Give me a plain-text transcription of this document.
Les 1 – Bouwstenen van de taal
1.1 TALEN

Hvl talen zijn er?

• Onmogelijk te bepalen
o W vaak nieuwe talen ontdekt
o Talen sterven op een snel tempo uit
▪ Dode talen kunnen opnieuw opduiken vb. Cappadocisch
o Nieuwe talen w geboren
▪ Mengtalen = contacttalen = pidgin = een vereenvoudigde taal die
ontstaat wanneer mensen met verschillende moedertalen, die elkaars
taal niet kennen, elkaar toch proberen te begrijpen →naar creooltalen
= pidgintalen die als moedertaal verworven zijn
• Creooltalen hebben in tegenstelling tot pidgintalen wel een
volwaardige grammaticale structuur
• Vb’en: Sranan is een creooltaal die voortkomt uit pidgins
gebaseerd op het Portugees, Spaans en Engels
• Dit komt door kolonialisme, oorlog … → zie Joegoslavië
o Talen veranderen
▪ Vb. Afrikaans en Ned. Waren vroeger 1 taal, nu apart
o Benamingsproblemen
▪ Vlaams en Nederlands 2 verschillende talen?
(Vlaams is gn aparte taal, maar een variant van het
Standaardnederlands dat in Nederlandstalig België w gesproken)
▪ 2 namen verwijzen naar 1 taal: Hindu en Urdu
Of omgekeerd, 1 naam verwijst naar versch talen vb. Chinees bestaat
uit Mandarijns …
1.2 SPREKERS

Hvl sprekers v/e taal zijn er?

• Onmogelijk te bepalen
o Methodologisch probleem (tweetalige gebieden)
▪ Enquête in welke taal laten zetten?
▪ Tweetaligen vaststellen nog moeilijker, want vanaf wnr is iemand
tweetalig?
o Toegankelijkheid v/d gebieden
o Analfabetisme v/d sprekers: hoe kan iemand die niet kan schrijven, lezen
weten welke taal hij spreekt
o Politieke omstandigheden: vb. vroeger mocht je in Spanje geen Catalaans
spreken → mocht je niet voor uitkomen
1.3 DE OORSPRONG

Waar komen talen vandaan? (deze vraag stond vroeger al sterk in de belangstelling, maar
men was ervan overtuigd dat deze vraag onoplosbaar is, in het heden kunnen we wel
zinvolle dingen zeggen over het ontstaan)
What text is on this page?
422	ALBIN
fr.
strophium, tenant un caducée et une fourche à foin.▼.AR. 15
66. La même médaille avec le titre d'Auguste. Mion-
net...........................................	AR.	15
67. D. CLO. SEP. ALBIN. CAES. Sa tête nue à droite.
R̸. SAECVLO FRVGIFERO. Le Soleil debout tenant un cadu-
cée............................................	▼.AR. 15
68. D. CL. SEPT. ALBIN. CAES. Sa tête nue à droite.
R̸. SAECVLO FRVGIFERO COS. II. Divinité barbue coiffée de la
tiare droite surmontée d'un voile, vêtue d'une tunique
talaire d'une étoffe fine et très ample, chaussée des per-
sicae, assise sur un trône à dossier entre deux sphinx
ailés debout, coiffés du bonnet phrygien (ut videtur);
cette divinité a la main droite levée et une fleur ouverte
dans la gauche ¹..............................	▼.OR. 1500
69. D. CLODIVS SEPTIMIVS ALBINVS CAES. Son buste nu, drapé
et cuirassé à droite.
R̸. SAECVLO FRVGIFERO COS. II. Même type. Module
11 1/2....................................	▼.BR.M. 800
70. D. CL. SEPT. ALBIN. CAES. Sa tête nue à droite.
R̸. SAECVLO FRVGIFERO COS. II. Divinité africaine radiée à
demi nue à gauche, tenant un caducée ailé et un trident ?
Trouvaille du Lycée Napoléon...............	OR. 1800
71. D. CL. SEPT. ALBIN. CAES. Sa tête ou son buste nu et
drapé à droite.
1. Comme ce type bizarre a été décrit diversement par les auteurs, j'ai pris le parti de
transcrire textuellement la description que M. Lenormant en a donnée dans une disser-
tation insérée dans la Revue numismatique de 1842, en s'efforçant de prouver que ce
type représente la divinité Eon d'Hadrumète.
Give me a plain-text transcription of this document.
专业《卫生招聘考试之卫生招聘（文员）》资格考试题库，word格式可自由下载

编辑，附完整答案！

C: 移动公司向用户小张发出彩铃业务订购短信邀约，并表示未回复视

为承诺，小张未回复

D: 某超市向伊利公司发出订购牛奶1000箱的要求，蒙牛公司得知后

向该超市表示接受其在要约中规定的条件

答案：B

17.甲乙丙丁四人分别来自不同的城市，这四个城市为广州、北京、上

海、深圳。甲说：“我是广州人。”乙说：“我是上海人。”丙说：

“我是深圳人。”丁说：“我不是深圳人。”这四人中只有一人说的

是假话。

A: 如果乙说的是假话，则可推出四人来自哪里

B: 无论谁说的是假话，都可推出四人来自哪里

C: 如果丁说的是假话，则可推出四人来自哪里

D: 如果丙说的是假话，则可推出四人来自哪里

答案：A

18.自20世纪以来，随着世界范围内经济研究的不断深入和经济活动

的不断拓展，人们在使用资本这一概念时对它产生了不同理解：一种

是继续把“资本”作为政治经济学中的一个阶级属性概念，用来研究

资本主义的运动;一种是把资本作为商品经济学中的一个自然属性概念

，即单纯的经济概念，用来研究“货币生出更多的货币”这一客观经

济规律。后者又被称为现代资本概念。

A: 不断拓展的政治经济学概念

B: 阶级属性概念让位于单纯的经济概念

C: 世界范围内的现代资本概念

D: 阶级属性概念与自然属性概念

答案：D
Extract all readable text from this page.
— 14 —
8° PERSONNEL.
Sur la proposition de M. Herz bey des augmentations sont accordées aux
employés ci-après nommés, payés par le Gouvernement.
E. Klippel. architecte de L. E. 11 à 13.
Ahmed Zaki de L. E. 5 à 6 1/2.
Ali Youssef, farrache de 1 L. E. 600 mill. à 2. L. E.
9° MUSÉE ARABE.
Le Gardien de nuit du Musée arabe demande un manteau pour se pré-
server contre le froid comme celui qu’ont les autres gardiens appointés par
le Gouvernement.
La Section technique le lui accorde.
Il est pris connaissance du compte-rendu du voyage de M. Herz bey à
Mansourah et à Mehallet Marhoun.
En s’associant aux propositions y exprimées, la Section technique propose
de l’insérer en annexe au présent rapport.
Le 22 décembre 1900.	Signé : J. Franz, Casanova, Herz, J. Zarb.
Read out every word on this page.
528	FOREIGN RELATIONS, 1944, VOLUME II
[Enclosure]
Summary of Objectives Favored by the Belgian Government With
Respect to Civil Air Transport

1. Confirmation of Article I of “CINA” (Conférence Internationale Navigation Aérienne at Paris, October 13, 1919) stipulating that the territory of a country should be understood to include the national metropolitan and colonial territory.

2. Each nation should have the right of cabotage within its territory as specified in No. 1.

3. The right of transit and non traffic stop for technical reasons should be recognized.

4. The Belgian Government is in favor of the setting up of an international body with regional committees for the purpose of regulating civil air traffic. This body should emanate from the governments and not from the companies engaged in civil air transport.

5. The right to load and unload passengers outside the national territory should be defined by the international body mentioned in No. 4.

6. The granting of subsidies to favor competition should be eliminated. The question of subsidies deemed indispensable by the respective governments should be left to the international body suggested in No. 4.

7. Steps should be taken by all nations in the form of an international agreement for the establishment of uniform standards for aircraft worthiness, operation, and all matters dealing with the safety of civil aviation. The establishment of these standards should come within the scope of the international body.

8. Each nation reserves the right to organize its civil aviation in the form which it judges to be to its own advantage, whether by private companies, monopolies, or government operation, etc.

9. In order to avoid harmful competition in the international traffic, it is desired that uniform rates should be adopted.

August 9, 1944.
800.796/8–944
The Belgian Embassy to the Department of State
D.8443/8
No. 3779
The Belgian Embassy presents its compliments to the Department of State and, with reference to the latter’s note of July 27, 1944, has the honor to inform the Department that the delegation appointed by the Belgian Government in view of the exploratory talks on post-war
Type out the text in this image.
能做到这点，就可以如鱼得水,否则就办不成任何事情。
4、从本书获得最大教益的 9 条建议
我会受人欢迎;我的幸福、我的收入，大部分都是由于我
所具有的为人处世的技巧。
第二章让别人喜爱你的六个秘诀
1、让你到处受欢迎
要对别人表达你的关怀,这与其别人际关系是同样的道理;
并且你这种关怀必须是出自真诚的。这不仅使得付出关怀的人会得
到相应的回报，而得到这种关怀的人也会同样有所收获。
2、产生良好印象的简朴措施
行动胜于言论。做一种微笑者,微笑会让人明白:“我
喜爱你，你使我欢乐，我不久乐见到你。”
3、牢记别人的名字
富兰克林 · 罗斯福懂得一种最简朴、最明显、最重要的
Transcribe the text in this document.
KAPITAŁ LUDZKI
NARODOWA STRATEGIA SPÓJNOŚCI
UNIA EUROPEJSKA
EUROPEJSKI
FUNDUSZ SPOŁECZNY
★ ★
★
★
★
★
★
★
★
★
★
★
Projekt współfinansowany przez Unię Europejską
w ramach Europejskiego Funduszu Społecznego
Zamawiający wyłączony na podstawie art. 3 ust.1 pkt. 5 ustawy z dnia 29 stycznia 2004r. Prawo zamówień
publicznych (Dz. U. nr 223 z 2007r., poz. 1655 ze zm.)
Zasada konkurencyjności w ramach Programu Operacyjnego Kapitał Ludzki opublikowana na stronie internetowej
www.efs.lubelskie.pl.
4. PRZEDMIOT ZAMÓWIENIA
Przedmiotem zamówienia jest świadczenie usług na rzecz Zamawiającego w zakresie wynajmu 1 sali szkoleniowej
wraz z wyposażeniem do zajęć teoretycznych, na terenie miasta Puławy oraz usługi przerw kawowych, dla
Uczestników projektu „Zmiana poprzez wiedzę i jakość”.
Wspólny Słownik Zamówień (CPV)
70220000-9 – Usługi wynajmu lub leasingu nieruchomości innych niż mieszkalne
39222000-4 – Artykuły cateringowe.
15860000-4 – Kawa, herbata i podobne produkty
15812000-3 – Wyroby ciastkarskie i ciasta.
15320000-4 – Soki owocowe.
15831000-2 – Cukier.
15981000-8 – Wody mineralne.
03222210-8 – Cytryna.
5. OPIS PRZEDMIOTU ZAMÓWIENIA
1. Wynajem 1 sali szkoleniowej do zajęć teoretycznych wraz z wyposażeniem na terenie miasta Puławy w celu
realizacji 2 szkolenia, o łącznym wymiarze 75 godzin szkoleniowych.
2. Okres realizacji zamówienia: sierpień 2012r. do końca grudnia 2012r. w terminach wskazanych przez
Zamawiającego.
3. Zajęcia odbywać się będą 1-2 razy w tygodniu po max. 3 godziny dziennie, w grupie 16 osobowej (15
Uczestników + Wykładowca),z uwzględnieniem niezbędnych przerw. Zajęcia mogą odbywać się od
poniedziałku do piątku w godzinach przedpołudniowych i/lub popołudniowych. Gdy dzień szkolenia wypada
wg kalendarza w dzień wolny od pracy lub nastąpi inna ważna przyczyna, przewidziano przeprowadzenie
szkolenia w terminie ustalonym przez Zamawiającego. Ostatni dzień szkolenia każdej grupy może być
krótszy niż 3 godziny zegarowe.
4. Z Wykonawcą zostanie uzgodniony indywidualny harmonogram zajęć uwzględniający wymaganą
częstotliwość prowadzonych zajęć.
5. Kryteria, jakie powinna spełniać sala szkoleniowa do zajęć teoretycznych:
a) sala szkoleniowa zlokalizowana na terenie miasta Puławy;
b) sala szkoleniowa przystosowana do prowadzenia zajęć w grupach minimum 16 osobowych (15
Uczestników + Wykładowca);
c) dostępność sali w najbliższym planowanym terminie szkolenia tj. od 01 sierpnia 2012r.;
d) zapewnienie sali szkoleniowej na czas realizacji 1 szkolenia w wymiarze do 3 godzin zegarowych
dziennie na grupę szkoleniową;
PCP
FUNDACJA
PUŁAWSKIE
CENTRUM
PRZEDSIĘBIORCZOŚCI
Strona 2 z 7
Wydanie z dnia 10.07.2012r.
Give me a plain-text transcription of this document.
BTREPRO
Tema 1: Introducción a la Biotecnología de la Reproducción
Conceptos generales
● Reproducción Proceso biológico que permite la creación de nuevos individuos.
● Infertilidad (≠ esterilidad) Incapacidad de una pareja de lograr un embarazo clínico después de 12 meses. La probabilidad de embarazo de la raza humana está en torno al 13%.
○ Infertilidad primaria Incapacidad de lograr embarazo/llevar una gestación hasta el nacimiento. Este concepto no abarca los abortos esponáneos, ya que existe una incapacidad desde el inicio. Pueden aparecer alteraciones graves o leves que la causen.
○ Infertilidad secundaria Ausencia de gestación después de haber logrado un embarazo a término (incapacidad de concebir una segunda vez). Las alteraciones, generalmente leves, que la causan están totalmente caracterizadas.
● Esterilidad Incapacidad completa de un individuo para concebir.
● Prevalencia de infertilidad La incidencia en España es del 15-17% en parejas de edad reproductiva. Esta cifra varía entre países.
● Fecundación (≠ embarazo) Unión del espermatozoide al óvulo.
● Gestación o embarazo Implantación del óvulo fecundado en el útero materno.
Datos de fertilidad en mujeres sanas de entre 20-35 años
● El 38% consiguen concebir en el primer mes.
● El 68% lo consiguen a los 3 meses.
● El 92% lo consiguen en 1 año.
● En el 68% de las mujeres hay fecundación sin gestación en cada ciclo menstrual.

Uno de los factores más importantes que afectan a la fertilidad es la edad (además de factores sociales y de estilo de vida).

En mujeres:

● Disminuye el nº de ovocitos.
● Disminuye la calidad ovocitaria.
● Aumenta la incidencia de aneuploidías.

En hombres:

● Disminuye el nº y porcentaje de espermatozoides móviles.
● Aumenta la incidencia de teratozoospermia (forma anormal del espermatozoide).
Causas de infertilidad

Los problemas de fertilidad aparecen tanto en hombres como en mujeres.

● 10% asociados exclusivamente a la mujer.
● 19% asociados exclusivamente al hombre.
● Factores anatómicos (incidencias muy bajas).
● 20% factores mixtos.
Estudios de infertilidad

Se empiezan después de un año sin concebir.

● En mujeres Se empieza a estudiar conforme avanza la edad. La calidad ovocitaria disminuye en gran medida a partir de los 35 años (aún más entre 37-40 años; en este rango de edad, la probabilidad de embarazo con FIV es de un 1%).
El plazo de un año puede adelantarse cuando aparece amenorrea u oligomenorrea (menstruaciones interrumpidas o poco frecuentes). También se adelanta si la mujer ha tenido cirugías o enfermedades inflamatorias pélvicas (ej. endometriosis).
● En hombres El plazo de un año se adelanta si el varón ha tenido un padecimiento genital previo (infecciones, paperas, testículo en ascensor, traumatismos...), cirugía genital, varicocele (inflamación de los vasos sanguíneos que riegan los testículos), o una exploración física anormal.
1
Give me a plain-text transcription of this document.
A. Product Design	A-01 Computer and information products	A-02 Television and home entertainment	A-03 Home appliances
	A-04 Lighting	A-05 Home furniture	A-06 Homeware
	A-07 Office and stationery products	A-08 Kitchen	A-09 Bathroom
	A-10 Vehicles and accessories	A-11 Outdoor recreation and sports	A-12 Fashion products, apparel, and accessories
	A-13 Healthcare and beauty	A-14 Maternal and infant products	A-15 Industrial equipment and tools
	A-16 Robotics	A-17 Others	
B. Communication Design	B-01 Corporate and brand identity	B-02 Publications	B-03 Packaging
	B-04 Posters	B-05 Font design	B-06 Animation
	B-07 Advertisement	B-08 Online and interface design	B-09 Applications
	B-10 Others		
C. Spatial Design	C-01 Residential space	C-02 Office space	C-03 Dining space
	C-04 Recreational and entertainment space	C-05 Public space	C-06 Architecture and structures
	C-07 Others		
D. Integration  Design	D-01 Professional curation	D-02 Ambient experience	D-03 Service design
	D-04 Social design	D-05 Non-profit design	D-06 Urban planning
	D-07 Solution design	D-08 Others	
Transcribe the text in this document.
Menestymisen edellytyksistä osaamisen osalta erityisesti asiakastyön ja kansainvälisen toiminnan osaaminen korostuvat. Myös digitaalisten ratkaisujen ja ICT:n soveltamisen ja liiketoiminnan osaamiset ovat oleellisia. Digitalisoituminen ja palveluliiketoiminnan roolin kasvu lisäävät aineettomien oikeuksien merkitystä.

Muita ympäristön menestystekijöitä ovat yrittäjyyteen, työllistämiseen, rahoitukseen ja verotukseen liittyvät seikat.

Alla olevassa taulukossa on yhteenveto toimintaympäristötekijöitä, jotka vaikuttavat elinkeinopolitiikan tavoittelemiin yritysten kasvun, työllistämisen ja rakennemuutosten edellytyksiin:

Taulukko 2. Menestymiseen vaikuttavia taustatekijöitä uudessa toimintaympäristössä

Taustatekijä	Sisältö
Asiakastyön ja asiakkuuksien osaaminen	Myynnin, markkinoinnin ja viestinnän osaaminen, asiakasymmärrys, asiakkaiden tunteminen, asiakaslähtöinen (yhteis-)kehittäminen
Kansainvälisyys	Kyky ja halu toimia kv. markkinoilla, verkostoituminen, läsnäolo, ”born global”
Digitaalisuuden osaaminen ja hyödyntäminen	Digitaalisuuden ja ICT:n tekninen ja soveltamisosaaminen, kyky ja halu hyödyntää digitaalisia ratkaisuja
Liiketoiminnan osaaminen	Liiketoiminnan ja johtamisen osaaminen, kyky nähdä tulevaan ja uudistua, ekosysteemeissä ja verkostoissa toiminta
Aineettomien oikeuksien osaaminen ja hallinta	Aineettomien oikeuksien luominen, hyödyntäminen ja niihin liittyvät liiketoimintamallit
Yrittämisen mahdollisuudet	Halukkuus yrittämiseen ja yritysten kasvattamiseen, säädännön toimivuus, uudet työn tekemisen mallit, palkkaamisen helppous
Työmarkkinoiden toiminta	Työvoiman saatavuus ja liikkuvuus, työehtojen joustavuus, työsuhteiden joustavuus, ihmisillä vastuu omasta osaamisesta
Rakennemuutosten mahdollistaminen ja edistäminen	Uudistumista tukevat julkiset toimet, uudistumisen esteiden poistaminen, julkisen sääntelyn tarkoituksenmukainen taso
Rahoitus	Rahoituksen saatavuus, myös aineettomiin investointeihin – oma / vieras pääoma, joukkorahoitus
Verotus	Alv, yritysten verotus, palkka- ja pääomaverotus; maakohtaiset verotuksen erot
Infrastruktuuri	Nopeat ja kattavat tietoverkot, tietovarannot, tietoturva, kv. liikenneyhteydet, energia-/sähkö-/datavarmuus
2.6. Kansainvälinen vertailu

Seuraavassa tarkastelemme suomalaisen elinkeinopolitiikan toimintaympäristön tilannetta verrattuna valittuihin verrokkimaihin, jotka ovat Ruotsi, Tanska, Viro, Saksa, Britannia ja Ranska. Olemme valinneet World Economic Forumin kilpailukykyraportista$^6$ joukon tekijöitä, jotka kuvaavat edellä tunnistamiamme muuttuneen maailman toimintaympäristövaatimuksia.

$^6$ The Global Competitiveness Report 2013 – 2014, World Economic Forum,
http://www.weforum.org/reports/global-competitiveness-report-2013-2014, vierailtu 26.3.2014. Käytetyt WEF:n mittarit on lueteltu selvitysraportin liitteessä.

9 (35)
━━━━━━━━━━━━━━━━━━━━━━━━━━━━━━
- OBJECTIVE: State the count of lines holding the string "anormal" in the listing above, and nothing else.

- RESULT FOR THIS TASK: 2